[Extracted records]
+ + + + +
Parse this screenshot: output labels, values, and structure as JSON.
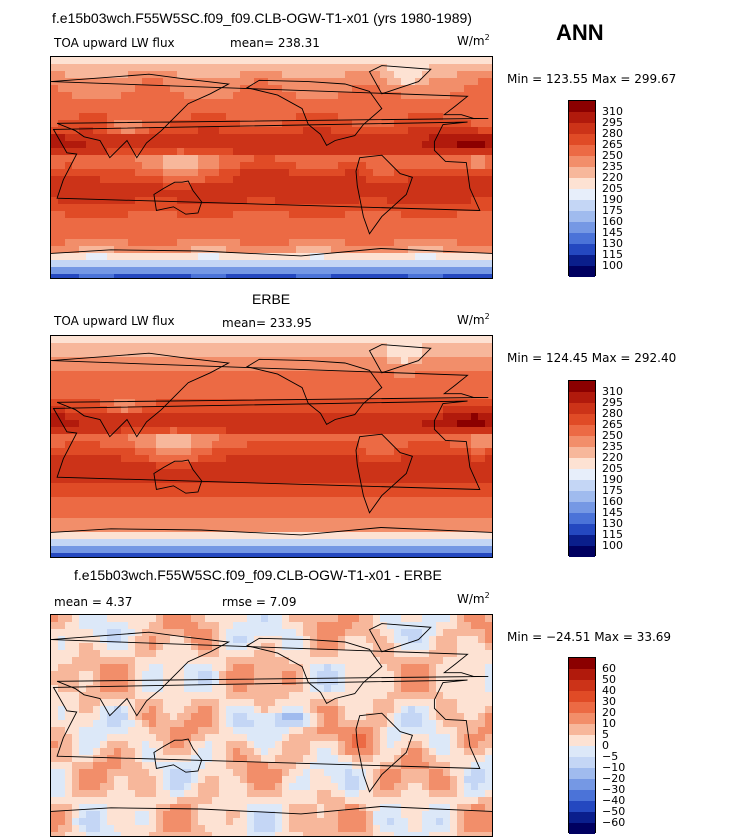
{
  "title_main": "f.e15b03wch.F55W5SC.f09_f09.CLB-OGW-T1-x01 (yrs 1980-1989)",
  "season": "ANN",
  "panels": [
    {
      "title": "",
      "left_label": "TOA upward LW flux",
      "mean_label": "mean= 238.31",
      "rmse_label": "",
      "units": "W/m",
      "units_sup": "2",
      "minmax": "Min = 123.55 Max = 299.67",
      "levels": [
        "310",
        "295",
        "280",
        "265",
        "250",
        "235",
        "220",
        "205",
        "190",
        "175",
        "160",
        "145",
        "130",
        "115",
        "100"
      ]
    },
    {
      "title": "ERBE",
      "left_label": "TOA upward LW flux",
      "mean_label": "mean= 233.95",
      "rmse_label": "",
      "units": "W/m",
      "units_sup": "2",
      "minmax": "Min = 124.45 Max = 292.40",
      "levels": [
        "310",
        "295",
        "280",
        "265",
        "250",
        "235",
        "220",
        "205",
        "190",
        "175",
        "160",
        "145",
        "130",
        "115",
        "100"
      ]
    },
    {
      "title": "f.e15b03wch.F55W5SC.f09_f09.CLB-OGW-T1-x01 - ERBE",
      "left_label": "mean =    4.37",
      "mean_label": "rmse =    7.09",
      "rmse_label": "",
      "units": "W/m",
      "units_sup": "2",
      "minmax": "Min = −24.51 Max =   33.69",
      "levels": [
        "60",
        "50",
        "40",
        "30",
        "20",
        "10",
        "5",
        "0",
        "−5",
        "−10",
        "−20",
        "−30",
        "−40",
        "−50",
        "−60"
      ]
    }
  ],
  "colors": {
    "abs_scale": [
      "#8b0000",
      "#b11a0c",
      "#cc3318",
      "#e04b26",
      "#ec6a44",
      "#f28e6a",
      "#f7b79b",
      "#fde2d3",
      "#e7eefa",
      "#c4d6f5",
      "#a0bbee",
      "#7598e4",
      "#4b73d8",
      "#2448c0",
      "#0a1e8c",
      "#000060"
    ],
    "diff_scale": [
      "#8b0000",
      "#b11a0c",
      "#cc3318",
      "#e04b26",
      "#ec6a44",
      "#f28e6a",
      "#f7b79b",
      "#fde2d3",
      "#dce8f8",
      "#c4d6f5",
      "#a0bbee",
      "#7598e4",
      "#4b73d8",
      "#2448c0",
      "#0a1e8c",
      "#000060"
    ]
  },
  "chart_data": [
    {
      "type": "heatmap",
      "title": "TOA upward LW flux",
      "units": "W/m2",
      "mean": 238.31,
      "min": 123.55,
      "max": 299.67,
      "contour_levels": [
        100,
        115,
        130,
        145,
        160,
        175,
        190,
        205,
        220,
        235,
        250,
        265,
        280,
        295,
        310
      ]
    },
    {
      "type": "heatmap",
      "title": "ERBE TOA upward LW flux",
      "units": "W/m2",
      "mean": 233.95,
      "min": 124.45,
      "max": 292.4,
      "contour_levels": [
        100,
        115,
        130,
        145,
        160,
        175,
        190,
        205,
        220,
        235,
        250,
        265,
        280,
        295,
        310
      ]
    },
    {
      "type": "heatmap",
      "title": "f.e15b03wch.F55W5SC.f09_f09.CLB-OGW-T1-x01 - ERBE",
      "units": "W/m2",
      "mean": 4.37,
      "rmse": 7.09,
      "min": -24.51,
      "max": 33.69,
      "contour_levels": [
        -60,
        -50,
        -40,
        -30,
        -20,
        -10,
        -5,
        0,
        5,
        10,
        20,
        30,
        40,
        50,
        60
      ]
    }
  ]
}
+ + + + +
**Set problem**
Copy out each line that contains the word "ERBE".

**Task solution**
      "title": "ERBE",
      "title": "f.e15b03wch.F55W5SC.f09_f09.CLB-OGW-T1-x01 - ERBE",
      "title": "ERBE TOA upward LW flux",
      "title": "f.e15b03wch.F55W5SC.f09_f09.CLB-OGW-T1-x01 - ERBE",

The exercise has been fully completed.